◆ WORK INSTRUCTIONS
A. Repeat the passage on locked files from "Figure 6.33Figure 6.33" up to and including "from the Trash.".
B. Say whether each statement agrees with the passage on locked files, answering yes or no and quoting the words that decide it: (i) A locked file shows a padlock symbol in the bottom-left corner of its icon. (ii) In Mac OS X, holding down the Option key lets you drag a locked file into the Trash. (iii) Turning on the Locked option for a file already in the Trash keeps it from being deleted when the Trash is emptied.

◆ PROVIDED PASSAGE
______________________________

This section covers the most common reasons (and a few uncommon ones) why you may have trouble deleting a file and explains what you need to do to get things fixed so that the file can be deleted.

Locked files

The most basic reason why a file refuses to delete is that the file is locked, via the Locked checkbox in the file's Show Info window.

If a file is locked, a small padlock symbol is visible in the bottom-left corner of the file's icon.

Figure 6.33Figure 6.33 (Left) The Locked checkbox in a Show Info window, and (right) the locked symbol in the file icon.

Additionally, if you attempt to move a locked file to the Trash (or even to another folder on your drive), you typically get an error message that says, "The operation could not be completed because you do not have sufficient privileges." In Mac OS X, holding down the Option key (a technique that works in Mac OS 9) has no effect on your capability to drag the item into the Trash or empty it from the Trash.

Figure 6.34Figure 6.34 The "do not have sufficient privileges" error message that appears when you're trying to move or delete a locked file.

Thus, to delete a file that is locked, open the Show Info window for the file, and uncheck its Locked checkbox. Then you can drag the item to the Trash and empty it.

If a file is already in the Trash, you can still enable its Locked option, but doing so will have no effect. If you empty the Trash, the file will be deleted.

______________________________

◆ DATASET ENTRIES
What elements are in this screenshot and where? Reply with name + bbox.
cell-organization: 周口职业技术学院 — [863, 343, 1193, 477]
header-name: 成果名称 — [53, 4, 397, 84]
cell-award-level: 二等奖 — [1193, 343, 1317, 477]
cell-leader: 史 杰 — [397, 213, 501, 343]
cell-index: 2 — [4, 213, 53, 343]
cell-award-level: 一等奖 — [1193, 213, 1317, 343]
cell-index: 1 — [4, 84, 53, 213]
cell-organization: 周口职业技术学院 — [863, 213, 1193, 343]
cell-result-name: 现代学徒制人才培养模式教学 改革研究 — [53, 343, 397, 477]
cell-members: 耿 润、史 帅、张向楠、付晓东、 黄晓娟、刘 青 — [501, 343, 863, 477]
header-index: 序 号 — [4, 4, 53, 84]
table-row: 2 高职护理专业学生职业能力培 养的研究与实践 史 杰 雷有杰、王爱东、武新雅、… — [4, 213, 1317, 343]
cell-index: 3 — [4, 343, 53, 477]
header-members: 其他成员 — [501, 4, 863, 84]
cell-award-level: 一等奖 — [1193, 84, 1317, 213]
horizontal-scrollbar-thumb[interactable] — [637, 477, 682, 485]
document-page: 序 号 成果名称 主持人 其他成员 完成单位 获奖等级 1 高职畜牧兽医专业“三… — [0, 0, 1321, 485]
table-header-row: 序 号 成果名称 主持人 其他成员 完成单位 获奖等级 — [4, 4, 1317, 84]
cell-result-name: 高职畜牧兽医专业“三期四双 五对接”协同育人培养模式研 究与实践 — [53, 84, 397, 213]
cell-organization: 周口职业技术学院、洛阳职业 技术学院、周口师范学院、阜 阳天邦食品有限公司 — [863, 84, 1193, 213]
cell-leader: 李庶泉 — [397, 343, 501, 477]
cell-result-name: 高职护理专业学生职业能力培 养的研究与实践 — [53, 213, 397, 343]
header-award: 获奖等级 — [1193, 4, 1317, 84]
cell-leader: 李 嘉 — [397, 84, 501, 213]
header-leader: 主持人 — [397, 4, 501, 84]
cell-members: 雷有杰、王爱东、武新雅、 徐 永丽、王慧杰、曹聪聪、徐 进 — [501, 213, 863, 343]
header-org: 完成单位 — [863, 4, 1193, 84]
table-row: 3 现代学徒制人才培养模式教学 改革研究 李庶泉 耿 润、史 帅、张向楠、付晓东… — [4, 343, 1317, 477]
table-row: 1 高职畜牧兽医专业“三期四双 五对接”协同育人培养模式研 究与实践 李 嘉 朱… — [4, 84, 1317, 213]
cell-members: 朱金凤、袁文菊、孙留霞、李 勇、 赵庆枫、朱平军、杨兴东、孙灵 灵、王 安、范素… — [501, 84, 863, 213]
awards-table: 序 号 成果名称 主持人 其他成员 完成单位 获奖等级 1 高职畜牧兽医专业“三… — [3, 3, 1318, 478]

______________________________

◆ SOLUTIONS PER TASK
A.
Figure 6.33Figure 6.33 (Left) The Locked checkbox in a Show Info window, and (right) the locked symbol in the file icon.

Additionally, if you attempt to move a locked file to the Trash (or even to another folder on your drive), you typically get an error message that says, "The operation could not be completed because you do not have sufficient privileges." In Mac OS X, holding down the Option key (a technique that works in Mac OS 9) has no effect on your capability to drag the item into the Trash or empty it from the Trash.

B.
(i) Yes: "If a file is locked, a small padlock symbol is visible in the bottom-left corner of the file's icon."
(ii) No: "In Mac OS X, holding down the Option key (a technique that works in Mac OS 9) has no effect on your capability to drag the item into the Trash or empty it from the Trash."
(iii) No: "If a file is already in the Trash, you can still enable its Locked option, but doing so will have no effect. If you empty the Trash, the file will be deleted."